### Supplied text
Tenure, and the Bizarre Case of the University of Saskatchewan


On May 14th, it hit the news that the University of Saskatchewan had done the unthinkable: they had fired a tenured professor for the crime of ‘having an opinion’. It’s worth noting here that the opinion wasn’t racist, mysogynist, called for the armed overthrow of the Canadian government, declared that the Moon People were our new overlords, or anything that could reasonably be considered ‘extreme’. Not in the slightest. Dr. Robert Buckingham, then executive director of the University of Saskatchewan’s School of Public Health, was fired for issuing a letter in which “he explained his issues with TransformUS, a restructuring plan at the university, and detailed efforts by the administration to ensure that senior leaders toe the institution’s line.”

Fortunately, a mere 7 days later, this was reported as being resolved, with the president of the University being fired instead, and the Dr. Buckingham having his tenure reinstated. Note that, according to the CBC article of May 21st, he had not been reinstated as the executive director of their School of Public Health.

While this may seem shocking to some, to those paying attention to what’s happening in the education systems world-wide this is merely an inevitability, and it’s not the end of the road by any means. This is merely the next step in the corporatisation of the University, that is that (world-wide) Universities are being turned into corporate entities with duties primarily to shareholders, not the general public.

### Given material

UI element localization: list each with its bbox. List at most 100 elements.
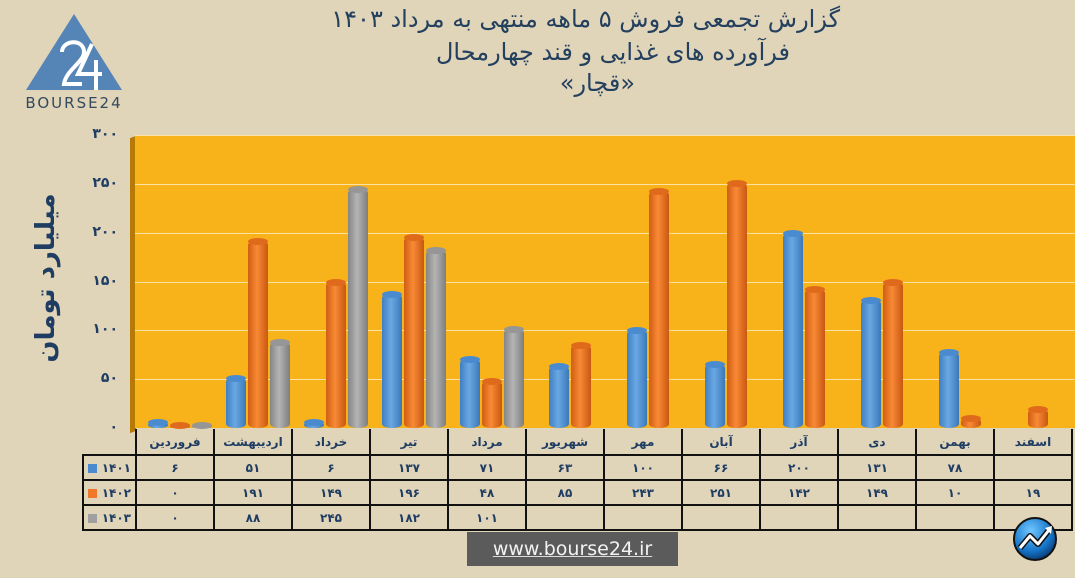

### To do
Copy out the full text on tenure and the University of Saskatchewan word for word, from its title through its final sentence.

### The solution
Tenure, and the Bizarre Case of the University of Saskatchewan


On May 14th, it hit the news that the University of Saskatchewan had done the unthinkable: they had fired a tenured professor for the crime of ‘having an opinion’. It’s worth noting here that the opinion wasn’t racist, mysogynist, called for the armed overthrow of the Canadian government, declared that the Moon People were our new overlords, or anything that could reasonably be considered ‘extreme’. Not in the slightest. Dr. Robert Buckingham, then executive director of the University of Saskatchewan’s School of Public Health, was fired for issuing a letter in which “he explained his issues with TransformUS, a restructuring plan at the university, and detailed efforts by the administration to ensure that senior leaders toe the institution’s line.”

Fortunately, a mere 7 days later, this was reported as being resolved, with the president of the University being fired instead, and the Dr. Buckingham having his tenure reinstated. Note that, according to the CBC article of May 21st, he had not been reinstated as the executive director of their School of Public Health.

While this may seem shocking to some, to those paying attention to what’s happening in the education systems world-wide this is merely an inevitability, and it’s not the end of the road by any means. This is merely the next step in the corporatisation of the University, that is that (world-wide) Universities are being turned into corporate entities with duties primarily to shareholders, not the general public.